-- Start of STORED DATA --
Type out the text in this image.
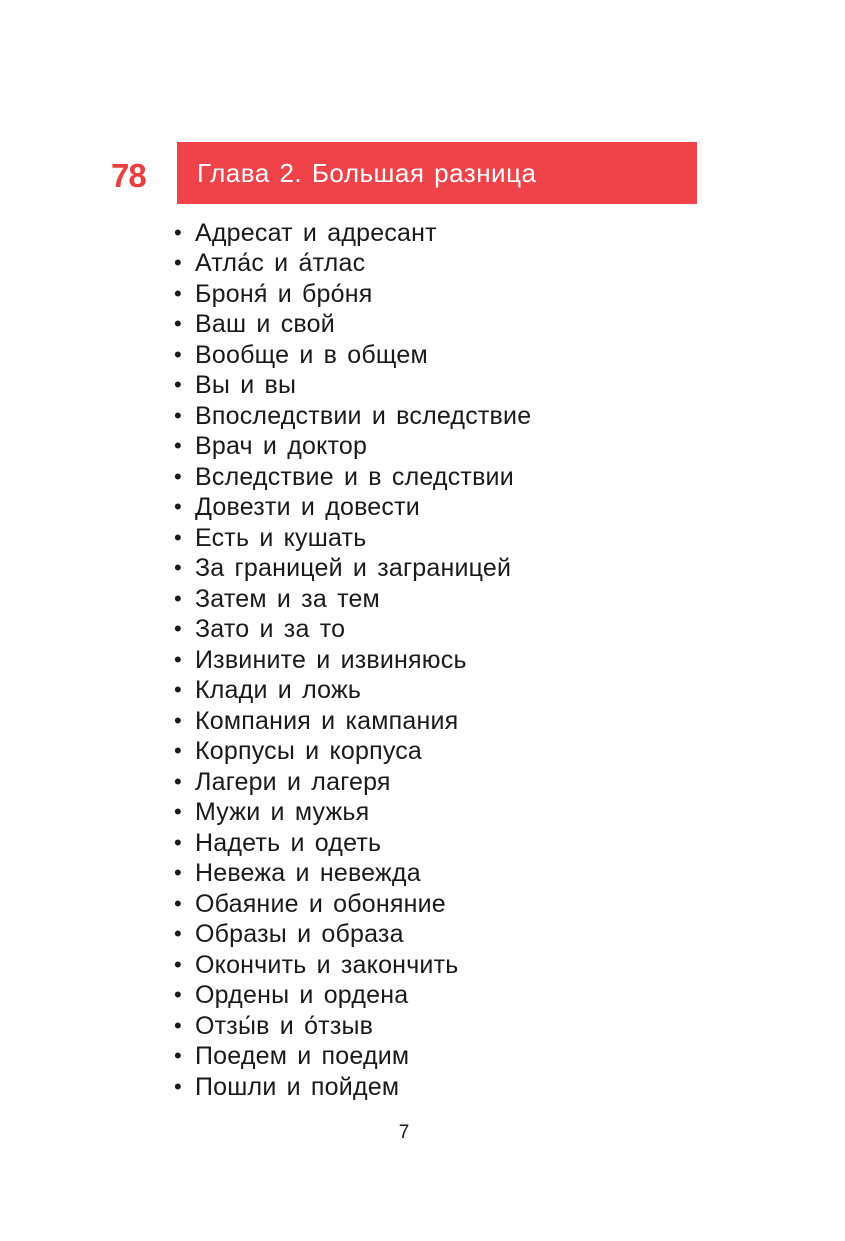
78 Глава 2. Большая разница
• Адресат и адресант
• Атла́с и а́тлас
• Броня́ и бро́ня
• Ваш и свой
• Вообще и в общем
• Вы и вы
• Впоследствии и вследствие
• Врач и доктор
• Вследствие и в следствии
• Довезти и довести
• Есть и кушать
• За границей и заграницей
• Затем и за тем
• Зато и за то
• Извините и извиняюсь
• Клади и ложь
• Компания и кампания
• Корпусы и корпуса
• Лагери и лагеря
• Мужи и мужья
• Надеть и одеть
• Невежа и невежда
• Обаяние и обоняние
• Образы и образа
• Окончить и закончить
• Ордены и ордена
• Отзы́в и о́тзыв
• Поедем и поедим
• Пошли и пойдем
7
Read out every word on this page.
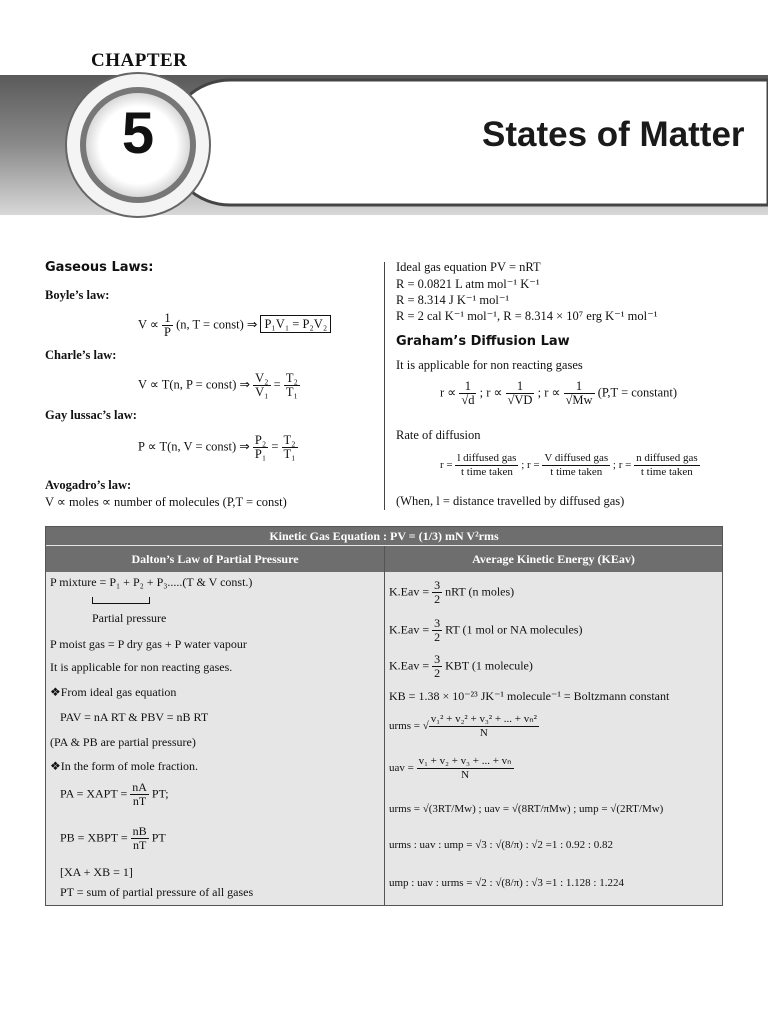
CHAPTER
5	States of Matter
Gaseous Laws:
Boyle’s law:
$V \propto \frac{1}{P} (n$, T = const) ⇒ P₁V₁ = P₂V₂
Charle’s law:
V ∝ T(n, P = const) ⇒ $\frac{\text{V₂}}{\text{V₁}} = \frac{\text{T₂}}{\text{T₁}}$
Gay lussac’s law:
P ∝ T(n, V = const) ⇒ $\frac{\text{P₂}}{\text{P₁}} = \frac{\text{T₂}}{\text{T₁}}$
Avogadro’s law:
V ∝ moles ∝ number of molecules (P,T = const)
Ideal gas equation PV = nRT
R = 0.0821 L atm mol⁻¹ K⁻¹
R = 8.314 J K⁻¹ mol⁻¹
R = 2 cal K⁻¹ mol⁻¹, R = 8.314 × 10⁷ erg K⁻¹ mol⁻¹
Graham’s Diffusion Law
It is applicable for non reacting gases
$r \propto \frac{1}{√d}$ ; $r \propto \frac{1}{√VD}$ ; $r \propto \frac{1}{√Mw} (P,T$ = constant)
Rate of diffusion
$r = \frac{\text{l diffused gas}}{\text{t time taken}}$ ; $r = \frac{\text{V diffused gas}}{\text{t time taken}}$ ; $r = \frac{\text{n diffused gas}}{\text{t time taken}}$
(When, l = distance travelled by diffused gas)
Kinetic Gas Equation : PV = (1/3) mN V²rms
Dalton’s Law of Partial Pressure	Average Kinetic Energy (KEav)
P mixture = P₁ + P₂ + P₃.....(T & V const.)
Partial pressure
P moist gas = P dry gas + P water vapour
It is applicable for non reacting gases.
❖From ideal gas equation
PAV = nA RT & PBV = nB RT
(PA & PB are partial pressure)
❖In the form of mole fraction.
PA = XAPT = $\frac{nA}{nT}$ PT;
PB = XBPT = $\frac{nB}{nT}$ PT
[XA + XB = 1]
PT = sum of partial pressure of all gases
$K.Eav = \frac{3}{2}$ nRT (n moles)
$K.Eav = \frac{3}{2}$ RT (1 mol or NA molecules)
$K.Eav = \frac{3}{2}$ KBT (1 molecule)
KB = 1.38 × 10⁻²³ JK⁻¹ molecule⁻¹ = Boltzmann constant
urms = √ $\frac{\text{v₁² + v₂² + v₃² + ... + vₙ²}}{N}$
uav = $\frac{\text{v₁ + v₂ + v₃ + ... + vₙ}}{N}$
urms = √(3RT/Mw) ; uav = √(8RT/πMw) ; ump = √(2RT/Mw)
urms : uav : ump = √3 : √(8/π) : √2 =1 : 0.92 : 0.82
ump : uav : urms = √2 : √(8/π) : √3 =1 : 1.128 : 1.224
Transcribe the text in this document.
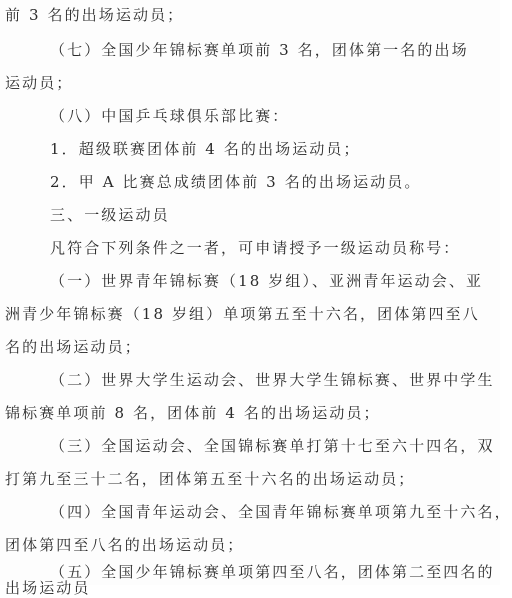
前 3 名的出场运动员；
（七）全国少年锦标赛单项前 3 名，团体第一名的出场
运动员；
（八）中国乒乓球俱乐部比赛：
1．超级联赛团体前 4 名的出场运动员；
2．甲 A 比赛总成绩团体前 3 名的出场运动员。
三、一级运动员
凡符合下列条件之一者，可申请授予一级运动员称号：
（一）世界青年锦标赛（18 岁组）、亚洲青年运动会、亚
洲青少年锦标赛（18 岁组）单项第五至十六名，团体第四至八
名的出场运动员；
（二）世界大学生运动会、世界大学生锦标赛、世界中学生
锦标赛单项前 8 名，团体前 4 名的出场运动员；
（三）全国运动会、全国锦标赛单打第十七至六十四名，双
打第九至三十二名，团体第五至十六名的出场运动员；
（四）全国青年运动会、全国青年锦标赛单项第九至十六名，
团体第四至八名的出场运动员；
（五）全国少年锦标赛单项第四至八名，团体第二至四名的
出场运动员
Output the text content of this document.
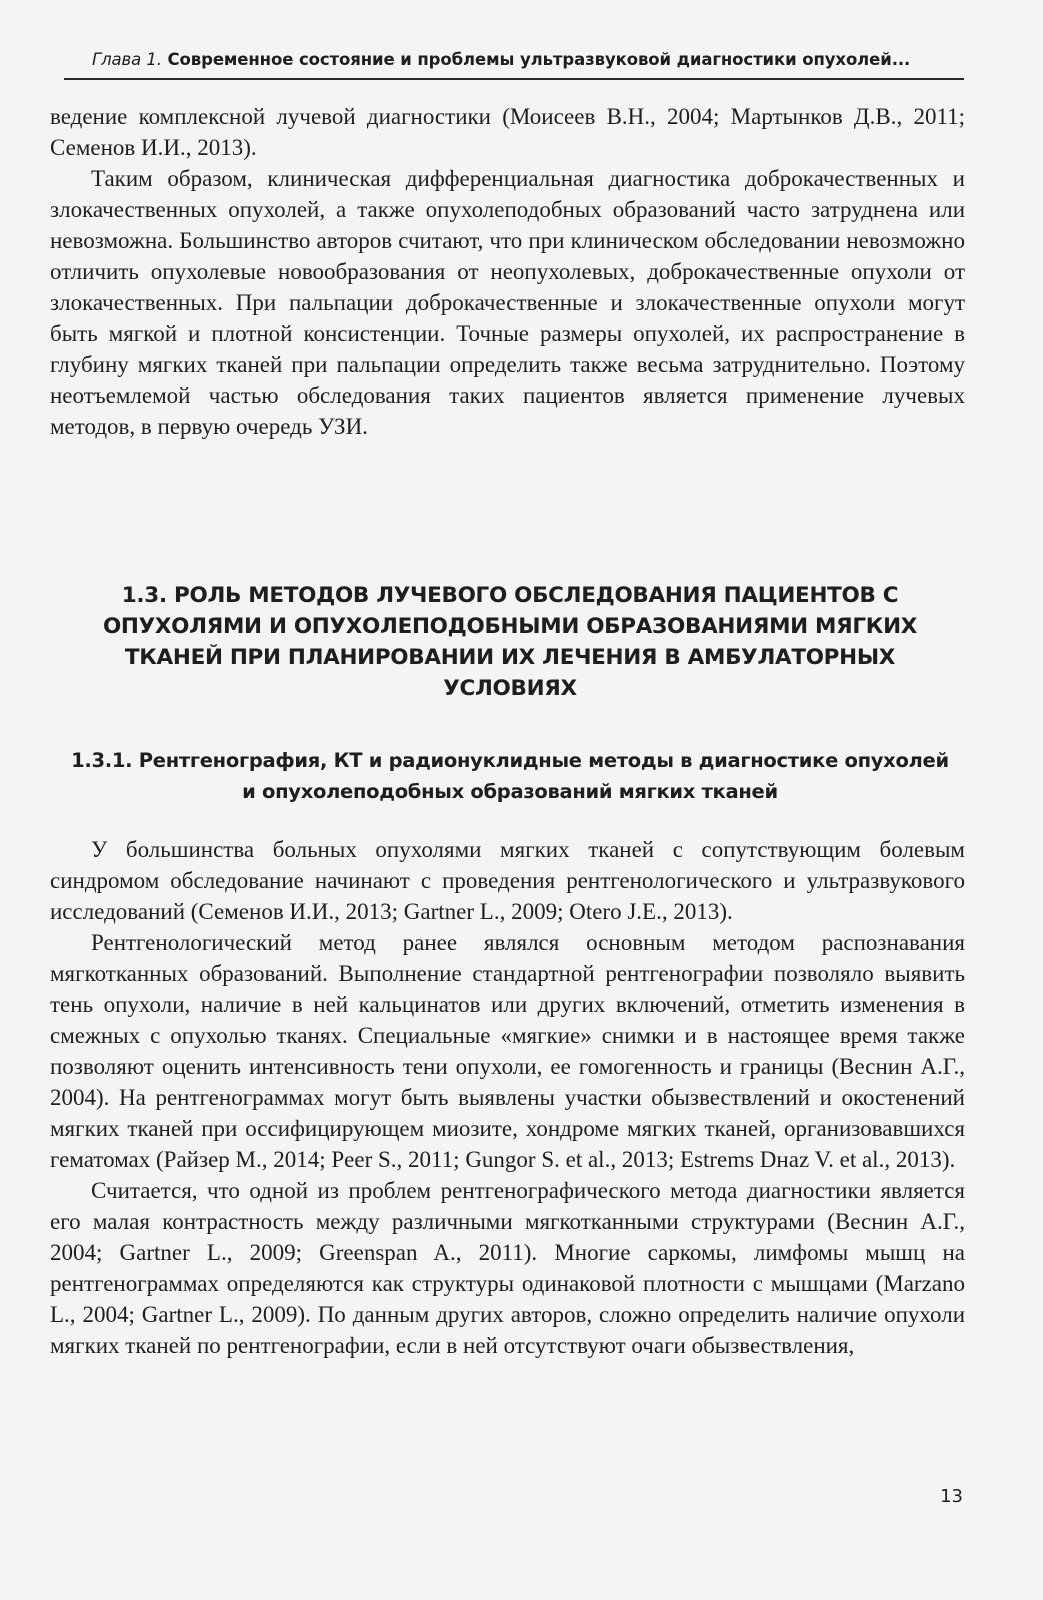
Глава 1. Современное состояние и проблемы ультразвуковой диагностики опухолей...

ведение комплексной лучевой диагностики (Моисеев В.Н., 2004; Мартынков Д.В., 2011; Семенов И.И., 2013).

Таким образом, клиническая дифференциальная диагностика доброкачественных и злокачественных опухолей, а также опухолеподобных образований часто затруднена или невозможна. Большинство авторов считают, что при клиническом обследовании невозможно отличить опухолевые новообразования от неопухолевых, доброкачественные опухоли от злокачественных. При пальпации доброкачественные и злокачественные опухоли могут быть мягкой и плотной консистенции. Точные размеры опухолей, их распространение в глубину мягких тканей при пальпации определить также весьма затруднительно. Поэтому неотъемлемой частью обследования таких пациентов является применение лучевых методов, в первую очередь УЗИ.

1.3. РОЛЬ МЕТОДОВ ЛУЧЕВОГО ОБСЛЕДОВАНИЯ ПАЦИЕНТОВ С ОПУХОЛЯМИ И ОПУХОЛЕПОДОБНЫМИ ОБРАЗОВАНИЯМИ МЯГКИХ ТКАНЕЙ ПРИ ПЛАНИРОВАНИИ ИХ ЛЕЧЕНИЯ В АМБУЛАТОРНЫХ УСЛОВИЯХ
1.3.1. Рентгенография, КТ и радионуклидные методы в диагностике опухолей и опухолеподобных образований мягких тканей

У большинства больных опухолями мягких тканей с сопутствующим болевым синдромом обследование начинают с проведения рентгенологического и ультразвукового исследований (Семенов И.И., 2013; Gartner L., 2009; Otero J.E., 2013).

Рентгенологический метод ранее являлся основным методом распознавания мягкотканных образований. Выполнение стандартной рентгенографии позволяло выявить тень опухоли, наличие в ней кальцинатов или других включений, отметить изменения в смежных с опухолью тканях. Специальные «мягкие» снимки и в настоящее время также позволяют оценить интенсивность тени опухоли, ее гомогенность и границы (Веснин А.Г., 2004). На рентгенограммах могут быть выявлены участки обызвествлений и окостенений мягких тканей при оссифицирующем миозите, хондроме мягких тканей, организовавшихся гематомах (Райзер М., 2014; Peer S., 2011; Gungor S. et al., 2013; Estrems Dнaz V. et al., 2013).

Считается, что одной из проблем рентгенографического метода диагностики является его малая контрастность между различными мягкотканными структурами (Веснин А.Г., 2004; Gartner L., 2009; Greenspan A., 2011). Многие саркомы, лимфомы мышц на рентгенограммах определяются как структуры одинаковой плотности с мышцами (Marzano L., 2004; Gartner L., 2009). По данным других авторов, сложно определить наличие опухоли мягких тканей по рентгенографии, если в ней отсутствуют очаги обызвествления,

13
-- End of STORED DATA --
*THE EXERCISE*:
Identify each line in the records above containing the word "document"; copy those lines.

*SOLVED EXERCISE*:
Transcribe the text in this document.
Output the text content of this document.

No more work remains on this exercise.